=== GIVEN DATA ===
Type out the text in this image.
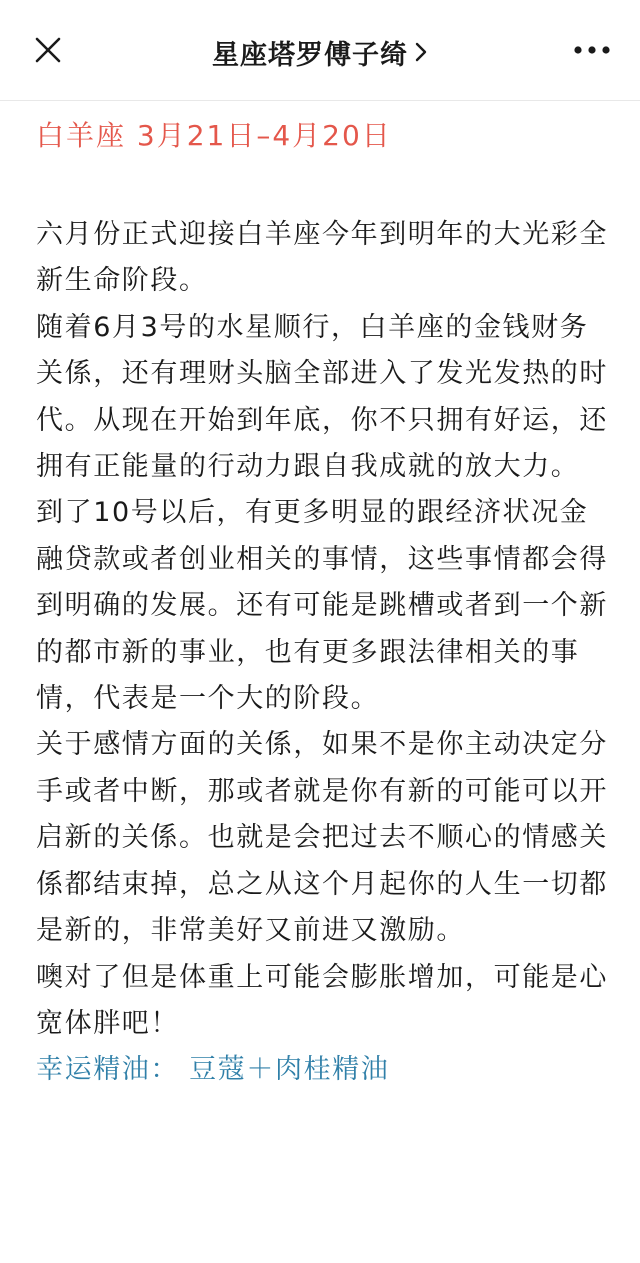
星座塔罗傅子绮

白羊座 3月21日–4月20日

六月份正式迎接白羊座今年到明年的大光彩全新生命阶段。

随着6月3号的水星顺行，白羊座的金钱财务关係，还有理财头脑全部进入了发光发热的时代。从现在开始到年底，你不只拥有好运，还拥有正能量的行动力跟自我成就的放大力。

到了10号以后，有更多明显的跟经济状况金融贷款或者创业相关的事情，这些事情都会得到明确的发展。还有可能是跳槽或者到一个新的都市新的事业，也有更多跟法律相关的事情，代表是一个大的阶段。

关于感情方面的关係，如果不是你主动决定分手或者中断，那或者就是你有新的可能可以开启新的关係。也就是会把过去不顺心的情感关係都结束掉，总之从这个月起你的人生一切都是新的，非常美好又前进又激励。

噢对了但是体重上可能会膨胀增加，可能是心宽体胖吧！

幸运精油： 豆蔻＋肉桂精油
===
Set down all the entries exactly as they appear, but skip any pictures.

* WRITTEN SOLUTION *
Type out the text in this image.
星座塔罗傅子绮

白羊座 3月21日–4月20日

六月份正式迎接白羊座今年到明年的大光彩全新生命阶段。

随着6月3号的水星顺行，白羊座的金钱财务关係，还有理财头脑全部进入了发光发热的时代。从现在开始到年底，你不只拥有好运，还拥有正能量的行动力跟自我成就的放大力。

到了10号以后，有更多明显的跟经济状况金融贷款或者创业相关的事情，这些事情都会得到明确的发展。还有可能是跳槽或者到一个新的都市新的事业，也有更多跟法律相关的事情，代表是一个大的阶段。

关于感情方面的关係，如果不是你主动决定分手或者中断，那或者就是你有新的可能可以开启新的关係。也就是会把过去不顺心的情感关係都结束掉，总之从这个月起你的人生一切都是新的，非常美好又前进又激励。

噢对了但是体重上可能会膨胀增加，可能是心宽体胖吧！

幸运精油： 豆蔻＋肉桂精油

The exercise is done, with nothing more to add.